-- SUPPLIED INFORMATION start --
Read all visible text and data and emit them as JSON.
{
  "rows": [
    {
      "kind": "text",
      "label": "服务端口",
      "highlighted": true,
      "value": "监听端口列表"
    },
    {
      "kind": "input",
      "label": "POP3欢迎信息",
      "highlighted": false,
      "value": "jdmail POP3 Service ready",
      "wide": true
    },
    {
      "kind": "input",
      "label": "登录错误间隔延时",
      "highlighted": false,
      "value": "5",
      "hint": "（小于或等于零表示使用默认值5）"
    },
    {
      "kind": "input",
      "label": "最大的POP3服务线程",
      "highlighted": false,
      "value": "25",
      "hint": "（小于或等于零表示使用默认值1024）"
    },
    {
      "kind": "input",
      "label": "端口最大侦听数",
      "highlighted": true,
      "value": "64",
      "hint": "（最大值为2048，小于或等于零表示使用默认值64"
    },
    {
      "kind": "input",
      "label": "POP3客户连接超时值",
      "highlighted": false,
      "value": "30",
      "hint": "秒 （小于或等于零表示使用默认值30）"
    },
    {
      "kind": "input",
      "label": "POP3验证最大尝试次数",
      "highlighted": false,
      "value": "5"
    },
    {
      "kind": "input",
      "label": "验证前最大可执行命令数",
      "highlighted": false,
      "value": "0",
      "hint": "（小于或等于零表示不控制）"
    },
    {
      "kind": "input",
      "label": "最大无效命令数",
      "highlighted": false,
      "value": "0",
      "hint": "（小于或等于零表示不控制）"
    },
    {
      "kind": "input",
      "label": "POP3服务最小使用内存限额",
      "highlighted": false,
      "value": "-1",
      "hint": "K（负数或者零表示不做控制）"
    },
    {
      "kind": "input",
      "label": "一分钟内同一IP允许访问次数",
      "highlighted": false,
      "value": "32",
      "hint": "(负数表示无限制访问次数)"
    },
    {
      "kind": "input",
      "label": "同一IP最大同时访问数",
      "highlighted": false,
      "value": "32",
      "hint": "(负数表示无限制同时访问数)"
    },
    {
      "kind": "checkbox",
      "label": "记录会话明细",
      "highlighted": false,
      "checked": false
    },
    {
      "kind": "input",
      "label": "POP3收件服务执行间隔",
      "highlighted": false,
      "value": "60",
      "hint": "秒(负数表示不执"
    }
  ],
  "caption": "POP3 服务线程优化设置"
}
-- SUPPLIED INFORMATION end --
▶ **YOUR GOAL**: Return the entries in full, keeping every line exactly as it is.

▶ **THE OUTPUT**:
Read all visible text and data and emit them as JSON.
{
  "rows": [
    {
      "kind": "text",
      "label": "服务端口",
      "highlighted": true,
      "value": "监听端口列表"
    },
    {
      "kind": "input",
      "label": "POP3欢迎信息",
      "highlighted": false,
      "value": "jdmail POP3 Service ready",
      "wide": true
    },
    {
      "kind": "input",
      "label": "登录错误间隔延时",
      "highlighted": false,
      "value": "5",
      "hint": "（小于或等于零表示使用默认值5）"
    },
    {
      "kind": "input",
      "label": "最大的POP3服务线程",
      "highlighted": false,
      "value": "25",
      "hint": "（小于或等于零表示使用默认值1024）"
    },
    {
      "kind": "input",
      "label": "端口最大侦听数",
      "highlighted": true,
      "value": "64",
      "hint": "（最大值为2048，小于或等于零表示使用默认值64"
    },
    {
      "kind": "input",
      "label": "POP3客户连接超时值",
      "highlighted": false,
      "value": "30",
      "hint": "秒 （小于或等于零表示使用默认值30）"
    },
    {
      "kind": "input",
      "label": "POP3验证最大尝试次数",
      "highlighted": false,
      "value": "5"
    },
    {
      "kind": "input",
      "label": "验证前最大可执行命令数",
      "highlighted": false,
      "value": "0",
      "hint": "（小于或等于零表示不控制）"
    },
    {
      "kind": "input",
      "label": "最大无效命令数",
      "highlighted": false,
      "value": "0",
      "hint": "（小于或等于零表示不控制）"
    },
    {
      "kind": "input",
      "label": "POP3服务最小使用内存限额",
      "highlighted": false,
      "value": "-1",
      "hint": "K（负数或者零表示不做控制）"
    },
    {
      "kind": "input",
      "label": "一分钟内同一IP允许访问次数",
      "highlighted": false,
      "value": "32",
      "hint": "(负数表示无限制访问次数)"
    },
    {
      "kind": "input",
      "label": "同一IP最大同时访问数",
      "highlighted": false,
      "value": "32",
      "hint": "(负数表示无限制同时访问数)"
    },
    {
      "kind": "checkbox",
      "label": "记录会话明细",
      "highlighted": false,
      "checked": false
    },
    {
      "kind": "input",
      "label": "POP3收件服务执行间隔",
      "highlighted": false,
      "value": "60",
      "hint": "秒(负数表示不执"
    }
  ],
  "caption": "POP3 服务线程优化设置"
}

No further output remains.